-------- Data for the task --------

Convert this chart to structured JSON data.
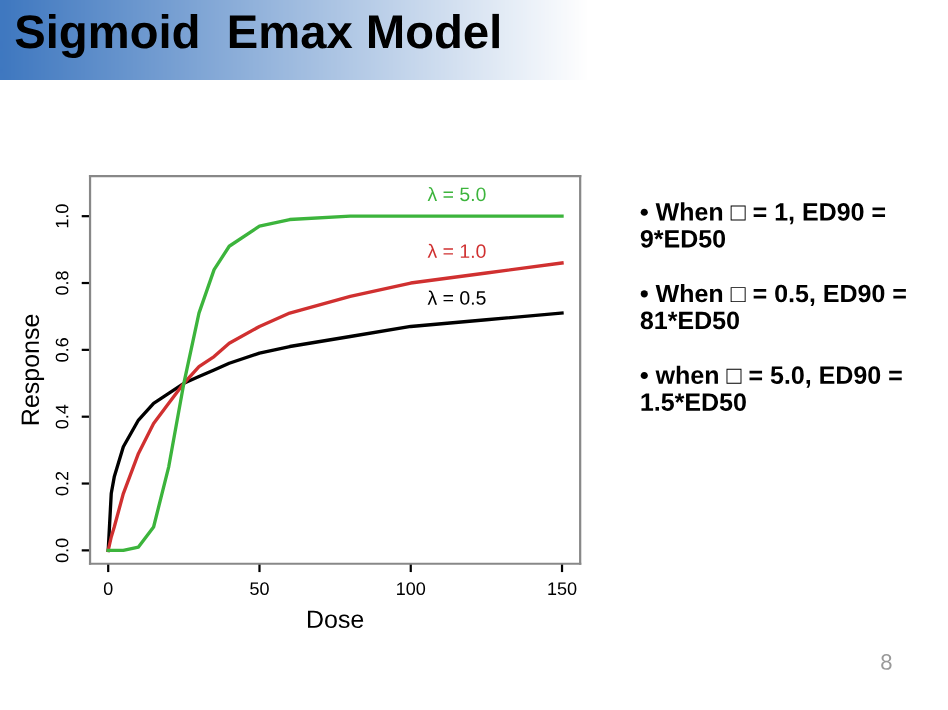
{
  "chart_data": {
    "type": "line",
    "title": "Sigmoid  Emax Model",
    "xlabel": "Dose",
    "ylabel": "Response",
    "x": [
      0,
      1,
      2,
      5,
      10,
      15,
      20,
      25,
      30,
      35,
      40,
      50,
      60,
      80,
      100,
      125,
      150
    ],
    "series": [
      {
        "name": "λ = 0.5",
        "color": "#000000",
        "values": [
          0,
          0.17,
          0.22,
          0.31,
          0.39,
          0.44,
          0.47,
          0.5,
          0.52,
          0.54,
          0.56,
          0.59,
          0.61,
          0.64,
          0.67,
          0.69,
          0.71
        ]
      },
      {
        "name": "λ = 1.0",
        "color": "#d03030",
        "values": [
          0,
          0.04,
          0.07,
          0.17,
          0.29,
          0.38,
          0.44,
          0.5,
          0.55,
          0.58,
          0.62,
          0.67,
          0.71,
          0.76,
          0.8,
          0.83,
          0.86
        ]
      },
      {
        "name": "λ = 5.0",
        "color": "#3cb43c",
        "values": [
          0,
          0,
          0,
          0,
          0.01,
          0.07,
          0.25,
          0.5,
          0.71,
          0.84,
          0.91,
          0.97,
          0.99,
          1.0,
          1.0,
          1.0,
          1.0
        ]
      }
    ],
    "xlim": [
      -6,
      156
    ],
    "ylim": [
      -0.04,
      1.12
    ],
    "xticks": [
      0,
      50,
      100,
      150
    ],
    "yticks": [
      {
        "value": 0,
        "label": "0.0"
      },
      0.2,
      0.4,
      0.6,
      0.8,
      {
        "value": 1,
        "label": "1.0"
      }
    ],
    "grid": false,
    "legend": false,
    "marker": "none",
    "line_style": "solid",
    "annotations": [
      "• When □ = 1, ED90 = 9*ED50",
      "• When □ = 0.5, ED90 = 81*ED50",
      "• when □ = 5.0, ED90 = 1.5*ED50",
      "8"
    ]
  }
}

--------

### Exercise requirements
Reproduce all of the material exactly, apart from the pictures.

### Exercise response
Convert this chart to structured JSON data.
{
  "chart_data": {
    "type": "line",
    "title": "Sigmoid  Emax Model",
    "xlabel": "Dose",
    "ylabel": "Response",
    "x": [
      0,
      1,
      2,
      5,
      10,
      15,
      20,
      25,
      30,
      35,
      40,
      50,
      60,
      80,
      100,
      125,
      150
    ],
    "series": [
      {
        "name": "λ = 0.5",
        "color": "#000000",
        "values": [
          0,
          0.17,
          0.22,
          0.31,
          0.39,
          0.44,
          0.47,
          0.5,
          0.52,
          0.54,
          0.56,
          0.59,
          0.61,
          0.64,
          0.67,
          0.69,
          0.71
        ]
      },
      {
        "name": "λ = 1.0",
        "color": "#d03030",
        "values": [
          0,
          0.04,
          0.07,
          0.17,
          0.29,
          0.38,
          0.44,
          0.5,
          0.55,
          0.58,
          0.62,
          0.67,
          0.71,
          0.76,
          0.8,
          0.83,
          0.86
        ]
      },
      {
        "name": "λ = 5.0",
        "color": "#3cb43c",
        "values": [
          0,
          0,
          0,
          0,
          0.01,
          0.07,
          0.25,
          0.5,
          0.71,
          0.84,
          0.91,
          0.97,
          0.99,
          1.0,
          1.0,
          1.0,
          1.0
        ]
      }
    ],
    "xlim": [
      -6,
      156
    ],
    "ylim": [
      -0.04,
      1.12
    ],
    "xticks": [
      0,
      50,
      100,
      150
    ],
    "yticks": [
      {
        "value": 0,
        "label": "0.0"
      },
      0.2,
      0.4,
      0.6,
      0.8,
      {
        "value": 1,
        "label": "1.0"
      }
    ],
    "grid": false,
    "legend": false,
    "marker": "none",
    "line_style": "solid",
    "annotations": [
      "• When □ = 1, ED90 = 9*ED50",
      "• When □ = 0.5, ED90 = 81*ED50",
      "• when □ = 5.0, ED90 = 1.5*ED50",
      "8"
    ]
  }
}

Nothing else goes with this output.